#### WHAT THIS TASK INVOLVES:
Take the line that contains "Extract the structured" and each line after it in the material below, and transcribe them exactly, stopping at the end.

#### EXERCISE MATERIALS:

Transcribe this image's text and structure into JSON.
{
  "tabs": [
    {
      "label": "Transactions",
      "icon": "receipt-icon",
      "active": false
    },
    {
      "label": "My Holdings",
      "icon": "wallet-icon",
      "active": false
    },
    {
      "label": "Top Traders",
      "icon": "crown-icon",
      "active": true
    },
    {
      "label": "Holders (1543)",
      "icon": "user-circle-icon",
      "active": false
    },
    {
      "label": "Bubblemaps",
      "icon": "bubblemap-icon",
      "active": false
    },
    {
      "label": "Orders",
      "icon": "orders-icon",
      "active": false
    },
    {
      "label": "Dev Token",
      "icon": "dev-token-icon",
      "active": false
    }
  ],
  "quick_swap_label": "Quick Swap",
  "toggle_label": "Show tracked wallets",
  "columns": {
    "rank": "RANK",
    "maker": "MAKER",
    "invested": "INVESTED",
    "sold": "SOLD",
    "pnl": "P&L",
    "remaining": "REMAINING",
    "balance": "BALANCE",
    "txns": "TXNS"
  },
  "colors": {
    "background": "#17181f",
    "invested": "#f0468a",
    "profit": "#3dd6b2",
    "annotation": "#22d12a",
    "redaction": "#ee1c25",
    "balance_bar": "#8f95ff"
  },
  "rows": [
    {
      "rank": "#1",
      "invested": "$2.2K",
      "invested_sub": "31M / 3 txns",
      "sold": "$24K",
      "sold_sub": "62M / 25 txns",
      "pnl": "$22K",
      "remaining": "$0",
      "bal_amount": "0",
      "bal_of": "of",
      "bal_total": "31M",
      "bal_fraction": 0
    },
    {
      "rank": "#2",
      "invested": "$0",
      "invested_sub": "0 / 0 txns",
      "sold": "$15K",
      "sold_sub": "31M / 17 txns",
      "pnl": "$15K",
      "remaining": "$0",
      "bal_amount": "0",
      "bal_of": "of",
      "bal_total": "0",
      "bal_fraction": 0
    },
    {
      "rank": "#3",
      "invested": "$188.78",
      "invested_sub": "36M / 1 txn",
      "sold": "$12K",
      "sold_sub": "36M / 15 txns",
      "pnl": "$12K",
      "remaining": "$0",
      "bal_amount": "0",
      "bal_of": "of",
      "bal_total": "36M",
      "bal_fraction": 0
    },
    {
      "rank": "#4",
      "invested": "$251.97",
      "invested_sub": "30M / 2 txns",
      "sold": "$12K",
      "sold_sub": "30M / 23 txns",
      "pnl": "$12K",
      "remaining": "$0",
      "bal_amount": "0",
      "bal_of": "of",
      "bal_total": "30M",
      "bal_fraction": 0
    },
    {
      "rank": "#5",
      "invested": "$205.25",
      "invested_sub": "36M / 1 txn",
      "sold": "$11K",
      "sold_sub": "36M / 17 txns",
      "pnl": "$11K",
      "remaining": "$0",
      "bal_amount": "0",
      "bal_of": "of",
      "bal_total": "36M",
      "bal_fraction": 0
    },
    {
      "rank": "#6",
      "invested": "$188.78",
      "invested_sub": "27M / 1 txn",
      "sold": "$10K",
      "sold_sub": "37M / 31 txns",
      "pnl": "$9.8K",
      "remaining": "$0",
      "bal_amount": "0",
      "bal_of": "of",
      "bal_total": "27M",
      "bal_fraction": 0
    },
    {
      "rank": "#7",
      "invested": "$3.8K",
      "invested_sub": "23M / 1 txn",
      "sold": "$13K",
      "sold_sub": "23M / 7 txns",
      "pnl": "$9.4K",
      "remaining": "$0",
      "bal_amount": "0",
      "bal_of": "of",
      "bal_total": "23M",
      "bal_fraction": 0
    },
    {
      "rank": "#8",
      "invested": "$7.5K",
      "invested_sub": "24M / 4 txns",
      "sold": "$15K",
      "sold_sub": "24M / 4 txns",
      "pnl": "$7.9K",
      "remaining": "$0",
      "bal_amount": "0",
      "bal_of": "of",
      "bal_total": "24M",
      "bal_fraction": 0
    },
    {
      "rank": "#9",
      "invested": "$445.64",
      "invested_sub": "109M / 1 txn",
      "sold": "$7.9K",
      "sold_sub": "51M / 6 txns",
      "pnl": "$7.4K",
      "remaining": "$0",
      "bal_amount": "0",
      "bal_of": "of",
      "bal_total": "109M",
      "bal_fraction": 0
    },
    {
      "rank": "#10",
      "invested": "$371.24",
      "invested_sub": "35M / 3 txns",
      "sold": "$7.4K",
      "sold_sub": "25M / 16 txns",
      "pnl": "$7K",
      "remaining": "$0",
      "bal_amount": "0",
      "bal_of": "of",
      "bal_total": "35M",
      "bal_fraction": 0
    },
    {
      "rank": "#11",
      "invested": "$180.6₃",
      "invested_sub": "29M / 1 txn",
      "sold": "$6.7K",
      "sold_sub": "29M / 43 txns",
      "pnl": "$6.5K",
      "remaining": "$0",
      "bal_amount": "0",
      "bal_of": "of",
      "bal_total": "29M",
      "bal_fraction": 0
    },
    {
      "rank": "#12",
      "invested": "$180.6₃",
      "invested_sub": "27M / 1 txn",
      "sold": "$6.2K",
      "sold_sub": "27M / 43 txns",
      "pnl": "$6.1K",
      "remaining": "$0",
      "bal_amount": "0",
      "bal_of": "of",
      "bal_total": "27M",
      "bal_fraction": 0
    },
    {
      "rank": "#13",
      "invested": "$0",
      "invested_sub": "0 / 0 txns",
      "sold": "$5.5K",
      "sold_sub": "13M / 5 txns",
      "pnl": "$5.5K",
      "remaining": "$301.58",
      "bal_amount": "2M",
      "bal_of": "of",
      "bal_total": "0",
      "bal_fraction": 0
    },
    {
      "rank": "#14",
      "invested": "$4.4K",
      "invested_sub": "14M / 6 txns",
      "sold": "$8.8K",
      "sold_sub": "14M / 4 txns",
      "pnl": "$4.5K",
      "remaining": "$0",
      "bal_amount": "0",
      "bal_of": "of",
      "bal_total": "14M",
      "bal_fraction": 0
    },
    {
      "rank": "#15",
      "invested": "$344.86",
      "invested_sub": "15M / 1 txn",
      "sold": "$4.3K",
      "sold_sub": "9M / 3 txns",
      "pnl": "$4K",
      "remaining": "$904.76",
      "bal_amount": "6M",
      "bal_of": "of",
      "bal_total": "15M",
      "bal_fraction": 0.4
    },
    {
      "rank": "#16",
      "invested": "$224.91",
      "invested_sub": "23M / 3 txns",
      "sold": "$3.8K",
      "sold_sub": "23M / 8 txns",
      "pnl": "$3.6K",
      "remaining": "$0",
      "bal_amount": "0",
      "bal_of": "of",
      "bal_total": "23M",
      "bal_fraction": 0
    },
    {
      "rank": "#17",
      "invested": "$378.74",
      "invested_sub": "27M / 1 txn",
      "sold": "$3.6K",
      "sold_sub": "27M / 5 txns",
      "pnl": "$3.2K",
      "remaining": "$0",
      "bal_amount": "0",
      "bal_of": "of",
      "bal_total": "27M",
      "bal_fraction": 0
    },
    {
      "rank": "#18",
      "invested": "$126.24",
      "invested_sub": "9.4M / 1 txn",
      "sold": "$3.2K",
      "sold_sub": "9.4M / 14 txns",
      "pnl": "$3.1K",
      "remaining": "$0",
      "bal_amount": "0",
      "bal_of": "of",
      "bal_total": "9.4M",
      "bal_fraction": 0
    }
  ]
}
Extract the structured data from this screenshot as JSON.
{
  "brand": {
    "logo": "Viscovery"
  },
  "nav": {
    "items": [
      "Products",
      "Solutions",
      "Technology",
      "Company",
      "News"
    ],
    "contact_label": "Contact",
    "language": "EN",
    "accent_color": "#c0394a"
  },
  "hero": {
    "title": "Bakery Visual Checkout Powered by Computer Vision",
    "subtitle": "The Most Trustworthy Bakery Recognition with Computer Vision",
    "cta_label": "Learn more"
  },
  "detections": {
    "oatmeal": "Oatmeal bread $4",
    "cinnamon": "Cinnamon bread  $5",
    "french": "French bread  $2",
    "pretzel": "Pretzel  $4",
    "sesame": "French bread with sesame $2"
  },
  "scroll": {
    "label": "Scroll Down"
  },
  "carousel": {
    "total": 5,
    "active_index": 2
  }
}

#### RESPONSE TO THE EXERCISE:
Extract the structured data from this screenshot as JSON.
{
  "brand": {
    "logo": "Viscovery"
  },
  "nav": {
    "items": [
      "Products",
      "Solutions",
      "Technology",
      "Company",
      "News"
    ],
    "contact_label": "Contact",
    "language": "EN",
    "accent_color": "#c0394a"
  },
  "hero": {
    "title": "Bakery Visual Checkout Powered by Computer Vision",
    "subtitle": "The Most Trustworthy Bakery Recognition with Computer Vision",
    "cta_label": "Learn more"
  },
  "detections": {
    "oatmeal": "Oatmeal bread $4",
    "cinnamon": "Cinnamon bread  $5",
    "french": "French bread  $2",
    "pretzel": "Pretzel  $4",
    "sesame": "French bread with sesame $2"
  },
  "scroll": {
    "label": "Scroll Down"
  },
  "carousel": {
    "total": 5,
    "active_index": 2
  }
}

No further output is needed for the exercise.